Task requirements:
Your task is to transcribe all of the records exactly and leave out the pictures.

Dataset rows
--------

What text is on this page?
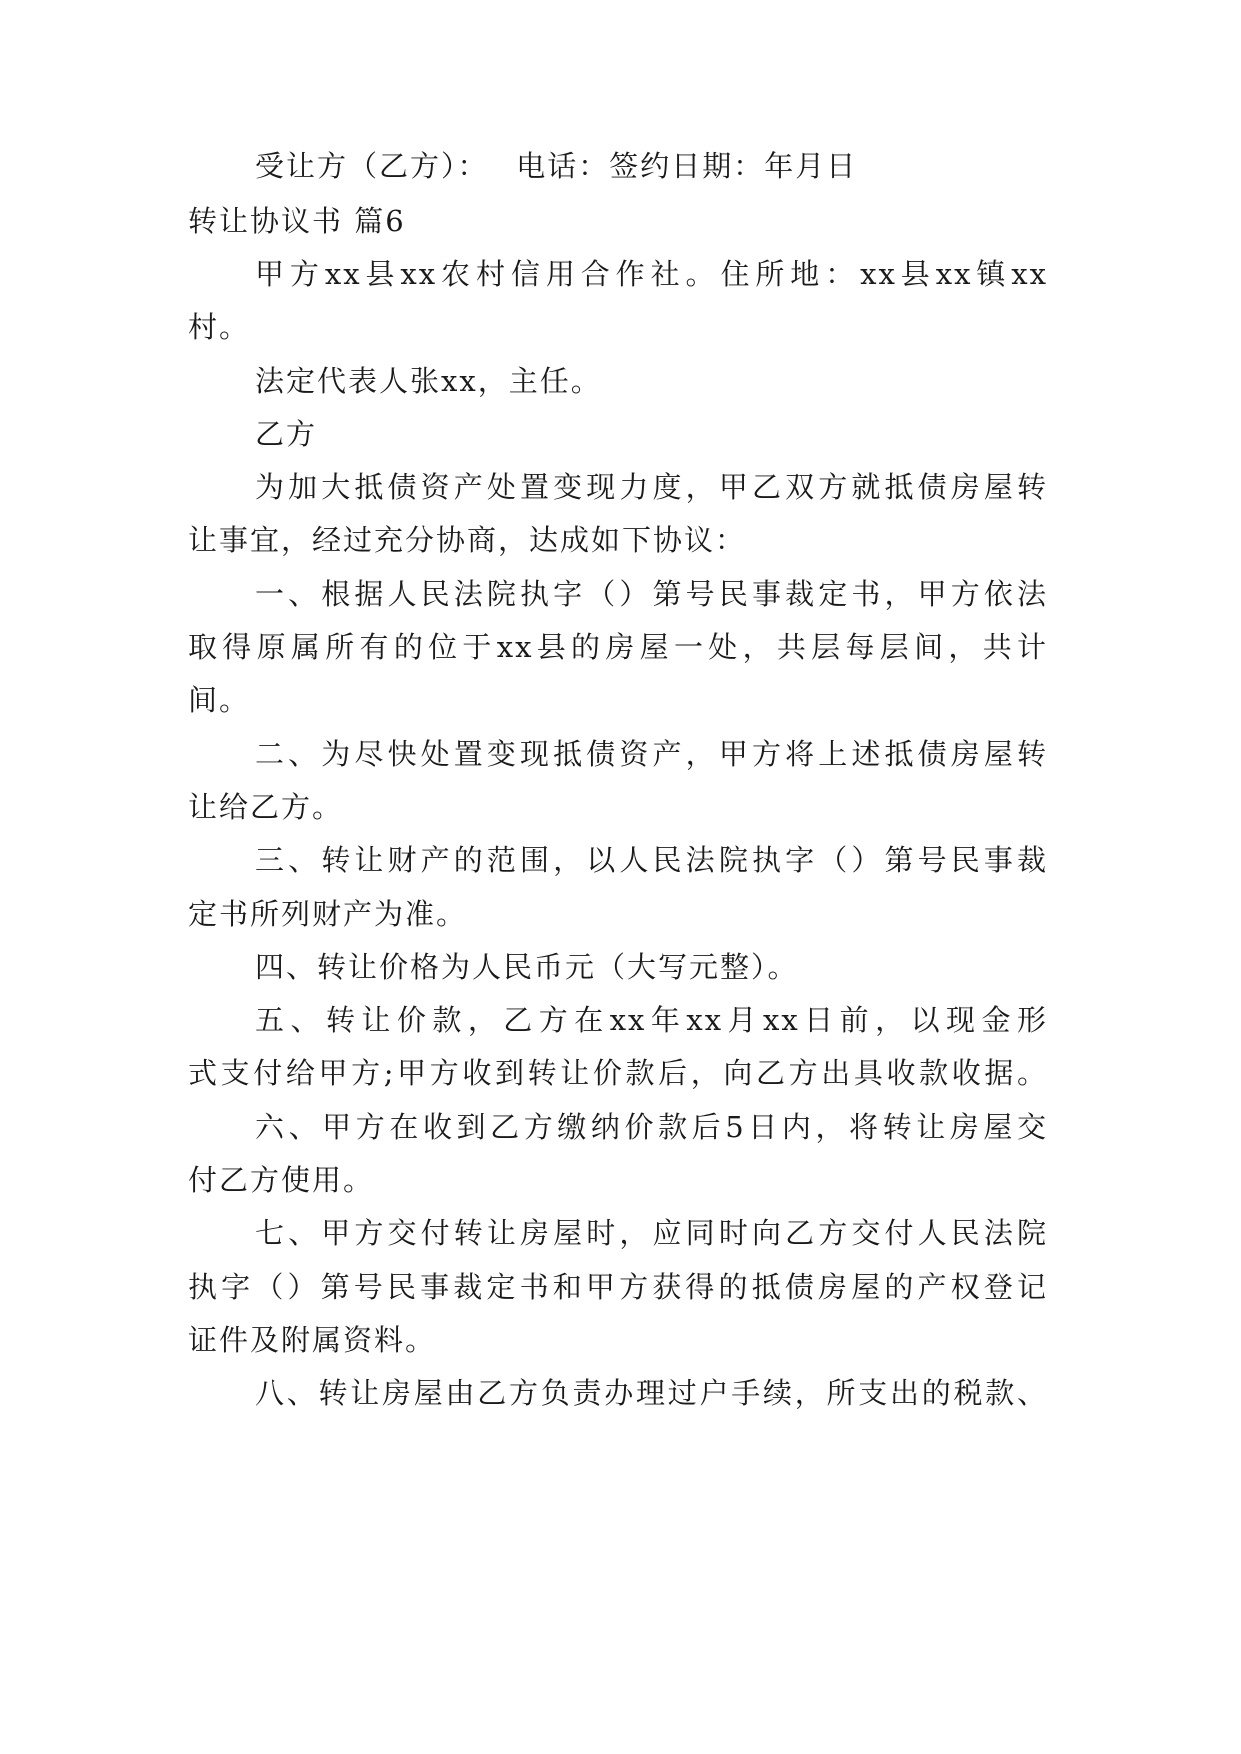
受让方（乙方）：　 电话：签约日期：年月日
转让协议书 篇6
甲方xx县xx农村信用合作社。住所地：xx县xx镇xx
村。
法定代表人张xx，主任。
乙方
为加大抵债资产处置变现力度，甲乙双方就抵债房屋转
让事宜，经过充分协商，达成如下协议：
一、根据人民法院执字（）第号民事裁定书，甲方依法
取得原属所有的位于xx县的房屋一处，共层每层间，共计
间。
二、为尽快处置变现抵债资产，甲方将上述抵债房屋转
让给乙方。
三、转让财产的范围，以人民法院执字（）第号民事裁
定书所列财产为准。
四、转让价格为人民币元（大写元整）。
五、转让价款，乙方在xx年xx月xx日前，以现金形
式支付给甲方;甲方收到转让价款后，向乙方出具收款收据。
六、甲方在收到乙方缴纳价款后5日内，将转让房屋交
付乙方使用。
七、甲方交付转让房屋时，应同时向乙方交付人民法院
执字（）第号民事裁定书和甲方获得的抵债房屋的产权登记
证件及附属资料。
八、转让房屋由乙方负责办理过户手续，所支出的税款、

--------

Written answer:
What text is on this page?
受让方（乙方）：　 电话：签约日期：年月日
转让协议书 篇6
甲方xx县xx农村信用合作社。住所地：xx县xx镇xx
村。
法定代表人张xx，主任。
乙方
为加大抵债资产处置变现力度，甲乙双方就抵债房屋转
让事宜，经过充分协商，达成如下协议：
一、根据人民法院执字（）第号民事裁定书，甲方依法
取得原属所有的位于xx县的房屋一处，共层每层间，共计
间。
二、为尽快处置变现抵债资产，甲方将上述抵债房屋转
让给乙方。
三、转让财产的范围，以人民法院执字（）第号民事裁
定书所列财产为准。
四、转让价格为人民币元（大写元整）。
五、转让价款，乙方在xx年xx月xx日前，以现金形
式支付给甲方;甲方收到转让价款后，向乙方出具收款收据。
六、甲方在收到乙方缴纳价款后5日内，将转让房屋交
付乙方使用。
七、甲方交付转让房屋时，应同时向乙方交付人民法院
执字（）第号民事裁定书和甲方获得的抵债房屋的产权登记
证件及附属资料。
八、转让房屋由乙方负责办理过户手续，所支出的税款、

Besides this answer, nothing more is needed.